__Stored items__
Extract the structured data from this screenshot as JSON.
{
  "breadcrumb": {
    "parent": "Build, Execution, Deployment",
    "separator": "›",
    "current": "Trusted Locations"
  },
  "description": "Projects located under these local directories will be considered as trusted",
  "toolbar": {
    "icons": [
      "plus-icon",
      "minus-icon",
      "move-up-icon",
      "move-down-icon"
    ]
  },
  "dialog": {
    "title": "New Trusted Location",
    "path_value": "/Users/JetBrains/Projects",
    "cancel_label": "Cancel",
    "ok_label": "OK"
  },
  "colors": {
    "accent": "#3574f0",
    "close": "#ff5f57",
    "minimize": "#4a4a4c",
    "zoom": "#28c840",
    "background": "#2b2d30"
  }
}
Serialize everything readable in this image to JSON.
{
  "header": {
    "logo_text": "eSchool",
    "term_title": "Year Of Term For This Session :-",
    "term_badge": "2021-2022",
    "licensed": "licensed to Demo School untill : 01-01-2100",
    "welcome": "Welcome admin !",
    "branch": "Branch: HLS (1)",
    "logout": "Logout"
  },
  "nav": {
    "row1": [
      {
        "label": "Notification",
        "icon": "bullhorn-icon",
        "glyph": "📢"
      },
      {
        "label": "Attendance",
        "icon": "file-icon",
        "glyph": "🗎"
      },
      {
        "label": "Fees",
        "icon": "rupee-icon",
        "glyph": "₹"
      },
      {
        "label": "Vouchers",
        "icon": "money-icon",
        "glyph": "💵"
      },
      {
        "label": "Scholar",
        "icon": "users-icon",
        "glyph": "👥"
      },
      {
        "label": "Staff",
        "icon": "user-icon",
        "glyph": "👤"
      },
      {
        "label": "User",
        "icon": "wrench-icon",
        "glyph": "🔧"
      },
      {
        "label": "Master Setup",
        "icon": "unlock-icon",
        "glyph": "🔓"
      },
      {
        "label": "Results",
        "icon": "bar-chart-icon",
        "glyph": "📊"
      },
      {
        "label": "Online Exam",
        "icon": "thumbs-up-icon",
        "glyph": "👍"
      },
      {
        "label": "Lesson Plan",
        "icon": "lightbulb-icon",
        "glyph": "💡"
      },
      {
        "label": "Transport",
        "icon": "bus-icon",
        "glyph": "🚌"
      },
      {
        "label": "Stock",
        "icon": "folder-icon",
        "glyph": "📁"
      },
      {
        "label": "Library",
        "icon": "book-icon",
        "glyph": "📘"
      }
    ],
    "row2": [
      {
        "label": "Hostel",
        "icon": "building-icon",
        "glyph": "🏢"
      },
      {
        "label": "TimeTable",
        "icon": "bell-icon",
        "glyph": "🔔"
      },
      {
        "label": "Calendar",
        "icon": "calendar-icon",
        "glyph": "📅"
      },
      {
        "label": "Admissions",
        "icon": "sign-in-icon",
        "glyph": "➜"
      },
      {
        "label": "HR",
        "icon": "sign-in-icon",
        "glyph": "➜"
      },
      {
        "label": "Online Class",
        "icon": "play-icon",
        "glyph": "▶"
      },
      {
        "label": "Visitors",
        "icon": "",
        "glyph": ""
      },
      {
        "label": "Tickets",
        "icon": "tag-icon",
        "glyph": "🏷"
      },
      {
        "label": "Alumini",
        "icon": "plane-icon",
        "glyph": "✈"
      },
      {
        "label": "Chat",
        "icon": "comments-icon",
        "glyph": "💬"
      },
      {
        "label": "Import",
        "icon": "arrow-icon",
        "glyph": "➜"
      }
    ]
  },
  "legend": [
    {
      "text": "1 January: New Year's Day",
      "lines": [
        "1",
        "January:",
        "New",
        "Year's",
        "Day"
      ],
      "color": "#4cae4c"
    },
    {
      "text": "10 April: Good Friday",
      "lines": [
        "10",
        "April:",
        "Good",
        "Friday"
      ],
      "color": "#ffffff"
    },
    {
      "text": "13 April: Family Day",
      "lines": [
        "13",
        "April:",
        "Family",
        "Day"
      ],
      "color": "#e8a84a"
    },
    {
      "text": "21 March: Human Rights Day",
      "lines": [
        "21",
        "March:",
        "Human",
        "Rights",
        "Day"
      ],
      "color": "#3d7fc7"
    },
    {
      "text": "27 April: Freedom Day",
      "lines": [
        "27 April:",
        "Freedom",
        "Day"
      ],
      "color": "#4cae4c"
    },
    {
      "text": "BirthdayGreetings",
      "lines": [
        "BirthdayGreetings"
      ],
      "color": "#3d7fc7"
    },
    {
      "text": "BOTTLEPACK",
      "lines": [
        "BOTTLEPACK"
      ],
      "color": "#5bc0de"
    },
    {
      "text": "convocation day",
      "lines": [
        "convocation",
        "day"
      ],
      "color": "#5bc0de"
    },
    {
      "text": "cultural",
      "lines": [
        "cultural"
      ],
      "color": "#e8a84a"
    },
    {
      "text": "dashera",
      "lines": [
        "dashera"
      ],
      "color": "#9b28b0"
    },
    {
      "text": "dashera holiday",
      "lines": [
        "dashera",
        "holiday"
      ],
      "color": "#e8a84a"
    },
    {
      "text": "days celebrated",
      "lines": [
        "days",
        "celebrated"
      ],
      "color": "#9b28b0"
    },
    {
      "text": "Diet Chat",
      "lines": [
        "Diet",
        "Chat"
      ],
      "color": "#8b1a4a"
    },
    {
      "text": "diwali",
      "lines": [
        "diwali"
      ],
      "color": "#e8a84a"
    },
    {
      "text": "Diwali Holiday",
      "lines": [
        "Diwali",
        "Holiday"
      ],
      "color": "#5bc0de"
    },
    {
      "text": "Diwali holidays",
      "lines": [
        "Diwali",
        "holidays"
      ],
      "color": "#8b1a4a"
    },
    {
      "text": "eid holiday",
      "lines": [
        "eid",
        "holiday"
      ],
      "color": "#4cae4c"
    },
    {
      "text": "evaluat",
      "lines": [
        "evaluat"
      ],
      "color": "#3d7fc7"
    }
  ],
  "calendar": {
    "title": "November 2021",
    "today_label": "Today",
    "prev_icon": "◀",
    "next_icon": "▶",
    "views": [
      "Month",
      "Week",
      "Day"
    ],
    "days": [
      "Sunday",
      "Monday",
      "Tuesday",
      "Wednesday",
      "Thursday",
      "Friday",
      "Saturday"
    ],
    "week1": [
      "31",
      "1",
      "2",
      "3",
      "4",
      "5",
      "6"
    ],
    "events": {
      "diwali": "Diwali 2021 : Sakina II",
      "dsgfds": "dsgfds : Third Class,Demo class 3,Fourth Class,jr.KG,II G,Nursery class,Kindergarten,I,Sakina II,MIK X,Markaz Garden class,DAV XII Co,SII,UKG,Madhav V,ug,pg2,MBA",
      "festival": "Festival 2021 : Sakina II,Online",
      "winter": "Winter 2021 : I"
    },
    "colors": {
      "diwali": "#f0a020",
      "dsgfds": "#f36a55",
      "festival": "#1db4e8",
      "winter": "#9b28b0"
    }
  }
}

__Job__
Give the number of lines where the string "Rights" occurs, without any further text.

__Solved exercise__
2